Bottled water may be trendy but it's also ecologically stupid. San Francisco's ban on buying it is in place, but could it work here?

I don't subscribe to the view that what happens in California heralds the future, but last week I wondered. On July 1, the mayor of San Francisco introduced a ban on the purchase of plastic water bottles anywhere within the municipal sphere.

Mayor Newsom told voters bottled water is 1,000 times the cost of tap water. Yet millions view bottled water as an aspirational good. It's trendy. In reality it's ecologically stupid. I wonder when retailers will be pressed to phase it out, or take back the bottles for recycling. Not long I hope.

Climate change means that water shortages in places such as California and Spain will have knock-on effects elsewhere.

Recently, floods have dominated UK headlines but access to good water is too easily assumed by rich countries.

The Stockholm International Water Institute repeatedly stresses how water is already reshaping geo-politics and migration. In a world where a third of humanity will suffer water stress by 2025, bottled water is nonsensical.

Introducing the ban, Mayor Newsom stressed how plastic bottles are a waste problem - private trade resulting in public squalor and cost. The Mayor said "more than one billion plastic water bottles end up in California's landfills each year, taking 1,000 years to biodegrade and leaking toxic additives such as phthalates into the ground water". Diverting water into bottles strains ecologies.

Staggering amounts of energy are used in the bottles, bottling and transporting of such heavy goods. A Recycling Institute report showed that 18 million barrels of crude oil equivalent (COE) were consumed in 2005 to replace the two million tonnes of PET bottles that were wasted instead of recycled in the US. A Swiss study found a litre of bottled water used 320ml of COE if the bottle were transported over an extended distance to the consumer (which many are), compared with 0.3ml COE for tap water, which uses one thousandth of the energy that bottles do.

Lifecycle assessments suggest that bottling water imposes a heavier environmental burden. Mass public sourcing is more efficient than individualised supply. Bottle waste has been considered 'normal' for too long - it needs to be exposed. In 2005, 144 billion drink containers were wasted in the US, where consumers paid more than $270bn for the 36 billion gallons of fountain and packaged beverages - roughly what they spent on petrol!

▶ _Entries provided_:
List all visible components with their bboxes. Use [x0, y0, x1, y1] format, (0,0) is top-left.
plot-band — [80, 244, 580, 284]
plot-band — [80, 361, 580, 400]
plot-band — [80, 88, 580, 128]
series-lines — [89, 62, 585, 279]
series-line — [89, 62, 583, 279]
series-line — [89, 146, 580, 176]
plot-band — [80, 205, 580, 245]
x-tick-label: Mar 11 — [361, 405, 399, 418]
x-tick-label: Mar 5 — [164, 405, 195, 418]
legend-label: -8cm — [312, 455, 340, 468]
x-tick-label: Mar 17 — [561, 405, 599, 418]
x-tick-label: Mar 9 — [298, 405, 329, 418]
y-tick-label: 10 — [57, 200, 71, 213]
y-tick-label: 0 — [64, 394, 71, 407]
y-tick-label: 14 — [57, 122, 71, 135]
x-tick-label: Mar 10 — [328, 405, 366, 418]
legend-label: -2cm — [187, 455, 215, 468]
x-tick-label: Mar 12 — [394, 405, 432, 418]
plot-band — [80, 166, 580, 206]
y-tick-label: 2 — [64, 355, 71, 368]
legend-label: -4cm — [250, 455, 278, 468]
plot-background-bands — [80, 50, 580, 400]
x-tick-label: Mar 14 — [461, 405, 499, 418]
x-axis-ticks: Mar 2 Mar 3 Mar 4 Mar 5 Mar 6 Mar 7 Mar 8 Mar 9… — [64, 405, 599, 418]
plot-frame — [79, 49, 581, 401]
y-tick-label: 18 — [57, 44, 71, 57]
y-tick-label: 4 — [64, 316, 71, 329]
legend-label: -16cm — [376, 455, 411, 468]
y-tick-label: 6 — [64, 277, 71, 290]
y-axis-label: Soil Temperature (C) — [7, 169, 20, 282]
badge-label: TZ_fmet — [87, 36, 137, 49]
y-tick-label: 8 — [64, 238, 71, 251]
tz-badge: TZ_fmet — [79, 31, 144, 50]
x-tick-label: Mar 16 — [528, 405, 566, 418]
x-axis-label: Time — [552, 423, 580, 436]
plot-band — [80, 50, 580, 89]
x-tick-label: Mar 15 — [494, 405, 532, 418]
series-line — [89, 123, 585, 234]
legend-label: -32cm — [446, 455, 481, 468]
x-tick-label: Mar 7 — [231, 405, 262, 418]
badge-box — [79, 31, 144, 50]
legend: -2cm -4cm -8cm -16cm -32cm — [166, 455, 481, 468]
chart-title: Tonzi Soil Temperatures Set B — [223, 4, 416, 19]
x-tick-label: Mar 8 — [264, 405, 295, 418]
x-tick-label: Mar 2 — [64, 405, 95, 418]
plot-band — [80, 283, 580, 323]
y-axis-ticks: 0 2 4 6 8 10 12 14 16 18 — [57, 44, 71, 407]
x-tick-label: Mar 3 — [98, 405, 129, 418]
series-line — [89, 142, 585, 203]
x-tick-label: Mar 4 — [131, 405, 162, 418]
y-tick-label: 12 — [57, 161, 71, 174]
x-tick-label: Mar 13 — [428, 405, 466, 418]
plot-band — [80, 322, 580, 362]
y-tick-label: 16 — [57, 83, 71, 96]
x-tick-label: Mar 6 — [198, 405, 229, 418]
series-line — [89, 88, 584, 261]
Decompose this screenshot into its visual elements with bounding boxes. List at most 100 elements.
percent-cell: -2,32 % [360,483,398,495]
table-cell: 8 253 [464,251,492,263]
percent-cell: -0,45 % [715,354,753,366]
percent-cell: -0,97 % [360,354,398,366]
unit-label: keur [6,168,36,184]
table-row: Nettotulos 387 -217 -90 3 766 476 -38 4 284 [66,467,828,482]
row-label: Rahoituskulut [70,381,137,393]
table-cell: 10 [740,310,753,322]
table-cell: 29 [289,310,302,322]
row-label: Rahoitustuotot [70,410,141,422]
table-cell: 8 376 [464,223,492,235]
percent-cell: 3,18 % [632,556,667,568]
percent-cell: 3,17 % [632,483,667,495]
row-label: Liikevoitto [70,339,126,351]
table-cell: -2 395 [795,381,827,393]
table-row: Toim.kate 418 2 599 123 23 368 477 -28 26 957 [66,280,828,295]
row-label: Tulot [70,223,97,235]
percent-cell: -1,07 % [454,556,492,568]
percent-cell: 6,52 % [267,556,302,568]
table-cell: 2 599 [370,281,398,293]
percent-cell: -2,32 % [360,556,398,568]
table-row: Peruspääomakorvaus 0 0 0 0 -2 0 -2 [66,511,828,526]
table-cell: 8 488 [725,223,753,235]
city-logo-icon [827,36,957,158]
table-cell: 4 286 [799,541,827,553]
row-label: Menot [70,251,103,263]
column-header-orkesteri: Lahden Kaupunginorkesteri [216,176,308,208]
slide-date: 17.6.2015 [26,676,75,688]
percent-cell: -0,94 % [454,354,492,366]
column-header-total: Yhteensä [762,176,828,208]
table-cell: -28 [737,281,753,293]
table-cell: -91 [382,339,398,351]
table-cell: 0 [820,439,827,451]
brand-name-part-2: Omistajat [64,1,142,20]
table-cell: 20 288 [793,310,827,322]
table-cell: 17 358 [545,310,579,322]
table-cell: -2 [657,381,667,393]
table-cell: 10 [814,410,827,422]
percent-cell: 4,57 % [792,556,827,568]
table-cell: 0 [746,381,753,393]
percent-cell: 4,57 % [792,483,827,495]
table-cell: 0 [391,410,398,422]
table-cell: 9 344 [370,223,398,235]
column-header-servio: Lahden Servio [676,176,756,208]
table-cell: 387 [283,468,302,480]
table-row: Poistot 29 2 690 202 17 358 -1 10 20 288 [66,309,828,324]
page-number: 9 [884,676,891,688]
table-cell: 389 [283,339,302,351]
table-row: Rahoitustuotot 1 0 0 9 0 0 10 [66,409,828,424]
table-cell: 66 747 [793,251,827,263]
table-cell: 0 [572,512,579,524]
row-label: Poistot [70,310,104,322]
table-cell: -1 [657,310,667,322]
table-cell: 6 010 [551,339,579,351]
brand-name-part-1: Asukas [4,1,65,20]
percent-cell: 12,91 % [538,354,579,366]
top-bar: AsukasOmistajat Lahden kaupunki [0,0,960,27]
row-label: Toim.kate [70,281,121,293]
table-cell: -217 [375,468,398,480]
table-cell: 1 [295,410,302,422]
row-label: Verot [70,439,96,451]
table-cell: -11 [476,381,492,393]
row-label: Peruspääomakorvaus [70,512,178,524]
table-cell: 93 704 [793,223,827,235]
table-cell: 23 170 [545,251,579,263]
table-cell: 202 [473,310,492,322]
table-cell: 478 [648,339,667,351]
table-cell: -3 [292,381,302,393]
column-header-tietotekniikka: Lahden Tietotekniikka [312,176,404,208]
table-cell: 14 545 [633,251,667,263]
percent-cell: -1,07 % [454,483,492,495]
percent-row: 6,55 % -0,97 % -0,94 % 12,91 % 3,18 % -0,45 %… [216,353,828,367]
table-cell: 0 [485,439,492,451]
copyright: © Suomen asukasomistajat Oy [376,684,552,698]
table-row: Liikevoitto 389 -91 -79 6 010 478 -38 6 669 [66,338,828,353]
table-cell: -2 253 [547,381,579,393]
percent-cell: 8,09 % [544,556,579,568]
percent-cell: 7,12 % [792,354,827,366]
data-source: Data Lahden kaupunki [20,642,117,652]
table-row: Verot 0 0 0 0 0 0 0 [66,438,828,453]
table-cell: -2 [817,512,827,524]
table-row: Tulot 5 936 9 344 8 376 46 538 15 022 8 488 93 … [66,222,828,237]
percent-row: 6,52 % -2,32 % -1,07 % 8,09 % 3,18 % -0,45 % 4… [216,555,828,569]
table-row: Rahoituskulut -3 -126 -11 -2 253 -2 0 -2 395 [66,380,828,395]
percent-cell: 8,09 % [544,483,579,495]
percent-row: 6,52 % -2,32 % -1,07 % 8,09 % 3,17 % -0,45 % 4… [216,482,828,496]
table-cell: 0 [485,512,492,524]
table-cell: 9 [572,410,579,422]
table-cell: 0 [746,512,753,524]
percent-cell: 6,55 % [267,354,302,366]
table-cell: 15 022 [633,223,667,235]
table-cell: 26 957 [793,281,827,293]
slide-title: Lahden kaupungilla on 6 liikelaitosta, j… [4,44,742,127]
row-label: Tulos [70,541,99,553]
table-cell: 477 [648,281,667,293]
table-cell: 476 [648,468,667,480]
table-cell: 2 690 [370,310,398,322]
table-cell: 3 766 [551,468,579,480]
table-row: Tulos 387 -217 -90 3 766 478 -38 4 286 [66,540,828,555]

▶ _Task directions_:
Answer these questions about the bottled water article:
1. On what date did the mayor of San Francisco introduce the ban on buying plastic water bottles?
2. What share of humanity will suffer water stress by 2025, according to the article?
3. How many barrels of crude oil equivalent did the Recycling Institute report say were consumed in 2005 to replace wasted PET bottles in the US?

▶ _Solved exercise_:
1. July 1
2. A third
3. 18 million